▶ EXERCISE: Take each line containing "fiber" and report it exactly as written.

▶ EXERCISE MATERIALS:
+ + + + +

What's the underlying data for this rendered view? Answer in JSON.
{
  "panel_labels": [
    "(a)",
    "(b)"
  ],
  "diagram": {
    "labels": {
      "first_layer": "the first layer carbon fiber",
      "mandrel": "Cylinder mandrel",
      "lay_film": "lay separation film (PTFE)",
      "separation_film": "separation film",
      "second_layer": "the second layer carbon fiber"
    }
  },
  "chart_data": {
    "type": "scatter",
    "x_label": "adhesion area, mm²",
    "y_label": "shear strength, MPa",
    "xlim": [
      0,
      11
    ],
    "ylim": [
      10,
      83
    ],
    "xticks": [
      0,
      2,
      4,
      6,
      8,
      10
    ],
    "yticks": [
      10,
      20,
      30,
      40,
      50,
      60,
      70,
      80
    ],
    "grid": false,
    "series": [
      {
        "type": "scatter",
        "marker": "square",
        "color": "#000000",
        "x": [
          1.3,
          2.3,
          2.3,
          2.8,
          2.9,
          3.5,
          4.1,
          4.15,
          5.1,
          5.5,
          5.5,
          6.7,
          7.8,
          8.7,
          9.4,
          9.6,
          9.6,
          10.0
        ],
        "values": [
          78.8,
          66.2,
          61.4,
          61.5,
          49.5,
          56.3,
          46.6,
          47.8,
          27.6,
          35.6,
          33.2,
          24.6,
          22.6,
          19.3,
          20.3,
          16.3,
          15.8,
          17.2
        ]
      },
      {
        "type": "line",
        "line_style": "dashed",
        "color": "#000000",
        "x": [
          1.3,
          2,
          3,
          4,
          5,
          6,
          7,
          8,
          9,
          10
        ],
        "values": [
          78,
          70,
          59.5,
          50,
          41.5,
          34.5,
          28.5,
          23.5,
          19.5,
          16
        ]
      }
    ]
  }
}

+ + + + +

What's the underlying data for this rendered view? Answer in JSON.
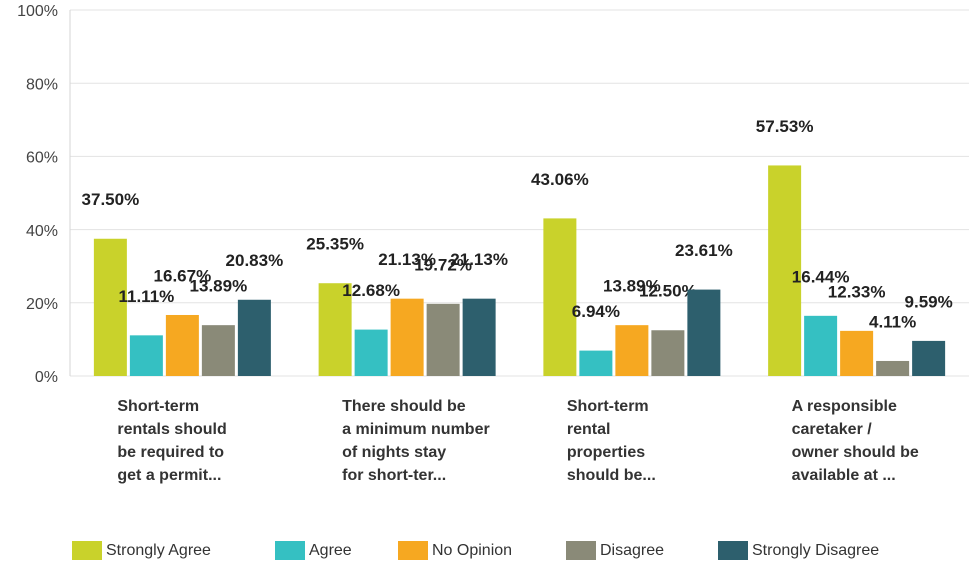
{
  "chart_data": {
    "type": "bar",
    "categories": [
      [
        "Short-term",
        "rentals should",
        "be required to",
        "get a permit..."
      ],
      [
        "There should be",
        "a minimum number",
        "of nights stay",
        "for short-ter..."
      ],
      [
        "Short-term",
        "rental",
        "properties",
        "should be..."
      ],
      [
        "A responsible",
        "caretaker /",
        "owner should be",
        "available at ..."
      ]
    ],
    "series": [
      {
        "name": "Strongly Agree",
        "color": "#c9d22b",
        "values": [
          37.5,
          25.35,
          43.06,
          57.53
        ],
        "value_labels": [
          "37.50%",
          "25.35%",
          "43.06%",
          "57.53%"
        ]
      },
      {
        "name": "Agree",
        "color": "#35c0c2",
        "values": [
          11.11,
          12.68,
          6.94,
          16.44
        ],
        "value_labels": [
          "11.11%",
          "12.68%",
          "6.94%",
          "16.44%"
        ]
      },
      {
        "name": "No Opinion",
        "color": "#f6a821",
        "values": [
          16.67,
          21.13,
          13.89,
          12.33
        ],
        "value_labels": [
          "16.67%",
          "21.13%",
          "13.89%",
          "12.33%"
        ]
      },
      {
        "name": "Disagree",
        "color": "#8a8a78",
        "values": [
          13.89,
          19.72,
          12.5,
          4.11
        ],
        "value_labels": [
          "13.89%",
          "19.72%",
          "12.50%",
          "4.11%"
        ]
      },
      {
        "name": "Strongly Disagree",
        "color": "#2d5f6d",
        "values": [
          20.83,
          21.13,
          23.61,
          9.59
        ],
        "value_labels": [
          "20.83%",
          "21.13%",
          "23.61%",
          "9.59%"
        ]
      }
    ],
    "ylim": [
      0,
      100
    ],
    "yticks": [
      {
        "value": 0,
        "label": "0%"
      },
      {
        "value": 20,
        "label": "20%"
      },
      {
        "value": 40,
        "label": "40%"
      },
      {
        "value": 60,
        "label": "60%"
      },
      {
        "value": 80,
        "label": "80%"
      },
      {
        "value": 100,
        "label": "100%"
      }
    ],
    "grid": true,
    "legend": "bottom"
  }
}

+ + + + +

▶ FULL OUTPUT:
      "first_layer": "the first layer carbon fiber",
      "second_layer": "the second layer carbon fiber"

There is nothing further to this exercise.